» Aim of the task
Copy every one of the spatial layout entries below verbatim, character for character.

[Spatial layout entries]
## START

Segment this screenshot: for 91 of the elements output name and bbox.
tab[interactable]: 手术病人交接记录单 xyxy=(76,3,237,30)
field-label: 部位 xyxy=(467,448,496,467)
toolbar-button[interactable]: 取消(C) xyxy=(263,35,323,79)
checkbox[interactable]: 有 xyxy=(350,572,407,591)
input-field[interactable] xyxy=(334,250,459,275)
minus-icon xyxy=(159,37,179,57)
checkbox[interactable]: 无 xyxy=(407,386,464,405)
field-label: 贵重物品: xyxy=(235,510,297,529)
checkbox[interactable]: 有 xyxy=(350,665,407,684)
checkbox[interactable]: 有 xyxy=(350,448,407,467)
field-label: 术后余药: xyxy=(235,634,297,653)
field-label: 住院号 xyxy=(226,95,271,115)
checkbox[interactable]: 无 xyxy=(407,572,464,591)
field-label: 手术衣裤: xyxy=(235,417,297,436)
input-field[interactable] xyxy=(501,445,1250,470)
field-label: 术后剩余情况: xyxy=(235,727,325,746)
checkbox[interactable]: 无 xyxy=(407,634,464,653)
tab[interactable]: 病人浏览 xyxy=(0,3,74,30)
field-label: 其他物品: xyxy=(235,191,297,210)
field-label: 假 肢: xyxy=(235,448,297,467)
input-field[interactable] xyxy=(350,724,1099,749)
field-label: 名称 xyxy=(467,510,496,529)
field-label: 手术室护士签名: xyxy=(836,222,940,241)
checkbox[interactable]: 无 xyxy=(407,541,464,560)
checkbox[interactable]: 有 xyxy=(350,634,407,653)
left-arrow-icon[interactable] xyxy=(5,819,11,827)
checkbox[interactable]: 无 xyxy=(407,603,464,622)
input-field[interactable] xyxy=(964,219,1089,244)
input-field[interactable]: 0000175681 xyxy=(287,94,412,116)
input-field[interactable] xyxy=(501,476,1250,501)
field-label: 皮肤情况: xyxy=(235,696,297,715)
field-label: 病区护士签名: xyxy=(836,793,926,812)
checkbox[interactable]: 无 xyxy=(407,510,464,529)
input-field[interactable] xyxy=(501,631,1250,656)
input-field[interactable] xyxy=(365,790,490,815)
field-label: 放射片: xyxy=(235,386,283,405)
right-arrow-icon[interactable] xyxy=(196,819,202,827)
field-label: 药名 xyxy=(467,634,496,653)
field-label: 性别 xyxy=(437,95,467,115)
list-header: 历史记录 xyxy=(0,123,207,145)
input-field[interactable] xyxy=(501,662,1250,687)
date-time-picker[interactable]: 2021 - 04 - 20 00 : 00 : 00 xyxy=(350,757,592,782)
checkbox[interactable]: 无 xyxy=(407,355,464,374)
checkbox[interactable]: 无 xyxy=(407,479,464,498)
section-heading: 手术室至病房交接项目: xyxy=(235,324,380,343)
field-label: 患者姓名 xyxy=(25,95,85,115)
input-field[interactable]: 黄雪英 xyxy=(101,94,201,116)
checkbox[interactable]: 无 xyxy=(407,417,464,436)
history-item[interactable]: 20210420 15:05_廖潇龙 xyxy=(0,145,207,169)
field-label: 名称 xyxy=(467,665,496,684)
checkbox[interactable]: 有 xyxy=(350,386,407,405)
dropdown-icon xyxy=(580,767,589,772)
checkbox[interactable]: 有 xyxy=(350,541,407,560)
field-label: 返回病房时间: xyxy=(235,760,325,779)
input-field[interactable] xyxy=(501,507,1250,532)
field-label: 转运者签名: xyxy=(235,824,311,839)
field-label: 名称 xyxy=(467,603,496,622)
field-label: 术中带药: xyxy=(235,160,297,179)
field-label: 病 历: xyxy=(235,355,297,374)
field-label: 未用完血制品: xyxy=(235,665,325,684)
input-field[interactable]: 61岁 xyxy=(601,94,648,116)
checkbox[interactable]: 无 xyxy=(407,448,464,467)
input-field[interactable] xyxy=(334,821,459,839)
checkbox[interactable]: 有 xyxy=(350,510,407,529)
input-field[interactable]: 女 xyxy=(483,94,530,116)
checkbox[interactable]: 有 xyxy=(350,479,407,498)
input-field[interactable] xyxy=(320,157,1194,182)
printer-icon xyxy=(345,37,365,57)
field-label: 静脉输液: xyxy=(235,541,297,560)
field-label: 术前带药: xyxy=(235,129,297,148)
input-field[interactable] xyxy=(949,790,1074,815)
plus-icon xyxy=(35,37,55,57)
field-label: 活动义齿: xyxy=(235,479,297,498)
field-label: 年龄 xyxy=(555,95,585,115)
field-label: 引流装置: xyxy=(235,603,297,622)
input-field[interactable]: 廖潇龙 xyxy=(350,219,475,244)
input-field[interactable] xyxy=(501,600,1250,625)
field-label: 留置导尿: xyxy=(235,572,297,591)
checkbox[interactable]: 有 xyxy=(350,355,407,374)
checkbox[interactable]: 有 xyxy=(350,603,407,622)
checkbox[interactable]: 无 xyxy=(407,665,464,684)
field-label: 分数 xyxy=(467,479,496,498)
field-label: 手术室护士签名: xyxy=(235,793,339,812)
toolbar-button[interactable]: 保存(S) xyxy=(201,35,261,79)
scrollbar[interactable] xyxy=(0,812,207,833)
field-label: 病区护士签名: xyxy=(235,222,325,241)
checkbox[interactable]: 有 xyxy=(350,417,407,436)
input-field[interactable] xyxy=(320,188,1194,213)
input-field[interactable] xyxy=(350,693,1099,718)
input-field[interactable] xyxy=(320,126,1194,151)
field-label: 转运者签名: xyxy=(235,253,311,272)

## END

» Answer for this exercise
Segment this screenshot: for 91 of the elements output name and bbox.
tab[interactable]: 手术病人交接记录单 xyxy=(76,3,237,30)
field-label: 部位 xyxy=(467,448,496,467)
toolbar-button[interactable]: 取消(C) xyxy=(263,35,323,79)
checkbox[interactable]: 有 xyxy=(350,572,407,591)
input-field[interactable] xyxy=(334,250,459,275)
minus-icon xyxy=(159,37,179,57)
checkbox[interactable]: 无 xyxy=(407,386,464,405)
field-label: 贵重物品: xyxy=(235,510,297,529)
checkbox[interactable]: 有 xyxy=(350,665,407,684)
checkbox[interactable]: 有 xyxy=(350,448,407,467)
field-label: 术后余药: xyxy=(235,634,297,653)
field-label: 住院号 xyxy=(226,95,271,115)
checkbox[interactable]: 无 xyxy=(407,572,464,591)
field-label: 手术衣裤: xyxy=(235,417,297,436)
input-field[interactable] xyxy=(501,445,1250,470)
field-label: 术后剩余情况: xyxy=(235,727,325,746)
checkbox[interactable]: 无 xyxy=(407,634,464,653)
tab[interactable]: 病人浏览 xyxy=(0,3,74,30)
field-label: 其他物品: xyxy=(235,191,297,210)
field-label: 假 肢: xyxy=(235,448,297,467)
input-field[interactable] xyxy=(350,724,1099,749)
field-label: 名称 xyxy=(467,510,496,529)
field-label: 手术室护士签名: xyxy=(836,222,940,241)
checkbox[interactable]: 无 xyxy=(407,541,464,560)
checkbox[interactable]: 有 xyxy=(350,634,407,653)
left-arrow-icon[interactable] xyxy=(5,819,11,827)
checkbox[interactable]: 无 xyxy=(407,603,464,622)
input-field[interactable] xyxy=(964,219,1089,244)
input-field[interactable]: 0000175681 xyxy=(287,94,412,116)
input-field[interactable] xyxy=(501,476,1250,501)
field-label: 皮肤情况: xyxy=(235,696,297,715)
field-label: 病区护士签名: xyxy=(836,793,926,812)
checkbox[interactable]: 无 xyxy=(407,510,464,529)
input-field[interactable] xyxy=(501,631,1250,656)
input-field[interactable] xyxy=(365,790,490,815)
field-label: 放射片: xyxy=(235,386,283,405)
right-arrow-icon[interactable] xyxy=(196,819,202,827)
field-label: 药名 xyxy=(467,634,496,653)
field-label: 性别 xyxy=(437,95,467,115)
list-header: 历史记录 xyxy=(0,123,207,145)
input-field[interactable] xyxy=(501,662,1250,687)
date-time-picker[interactable]: 2021 - 04 - 20 00 : 00 : 00 xyxy=(350,757,592,782)
checkbox[interactable]: 无 xyxy=(407,355,464,374)
checkbox[interactable]: 无 xyxy=(407,479,464,498)
section-heading: 手术室至病房交接项目: xyxy=(235,324,380,343)
field-label: 患者姓名 xyxy=(25,95,85,115)
input-field[interactable]: 黄雪英 xyxy=(101,94,201,116)
checkbox[interactable]: 无 xyxy=(407,417,464,436)
history-item[interactable]: 20210420 15:05_廖潇龙 xyxy=(0,145,207,169)
field-label: 名称 xyxy=(467,665,496,684)
checkbox[interactable]: 有 xyxy=(350,386,407,405)
dropdown-icon xyxy=(580,767,589,772)
checkbox[interactable]: 有 xyxy=(350,541,407,560)
field-label: 返回病房时间: xyxy=(235,760,325,779)
input-field[interactable] xyxy=(501,507,1250,532)
field-label: 转运者签名: xyxy=(235,824,311,839)
field-label: 名称 xyxy=(467,603,496,622)
field-label: 术中带药: xyxy=(235,160,297,179)
field-label: 病 历: xyxy=(235,355,297,374)
field-label: 未用完血制品: xyxy=(235,665,325,684)
input-field[interactable]: 61岁 xyxy=(601,94,648,116)
checkbox[interactable]: 无 xyxy=(407,448,464,467)
input-field[interactable] xyxy=(334,821,459,839)
checkbox[interactable]: 有 xyxy=(350,510,407,529)
input-field[interactable]: 女 xyxy=(483,94,530,116)
checkbox[interactable]: 有 xyxy=(350,479,407,498)
input-field[interactable] xyxy=(320,157,1194,182)
printer-icon xyxy=(345,37,365,57)
field-label: 静脉输液: xyxy=(235,541,297,560)
field-label: 术前带药: xyxy=(235,129,297,148)
input-field[interactable] xyxy=(949,790,1074,815)
plus-icon xyxy=(35,37,55,57)
field-label: 活动义齿: xyxy=(235,479,297,498)
field-label: 年龄 xyxy=(555,95,585,115)
field-label: 引流装置: xyxy=(235,603,297,622)
input-field[interactable]: 廖潇龙 xyxy=(350,219,475,244)
input-field[interactable] xyxy=(501,600,1250,625)
field-label: 留置导尿: xyxy=(235,572,297,591)
checkbox[interactable]: 有 xyxy=(350,355,407,374)
checkbox[interactable]: 有 xyxy=(350,603,407,622)
checkbox[interactable]: 无 xyxy=(407,665,464,684)
field-label: 分数 xyxy=(467,479,496,498)
field-label: 手术室护士签名: xyxy=(235,793,339,812)
toolbar-button[interactable]: 保存(S) xyxy=(201,35,261,79)
scrollbar[interactable] xyxy=(0,812,207,833)
field-label: 病区护士签名: xyxy=(235,222,325,241)
checkbox[interactable]: 有 xyxy=(350,417,407,436)
input-field[interactable] xyxy=(320,188,1194,213)
input-field[interactable] xyxy=(350,693,1099,718)
input-field[interactable] xyxy=(320,126,1194,151)
field-label: 转运者签名: xyxy=(235,253,311,272)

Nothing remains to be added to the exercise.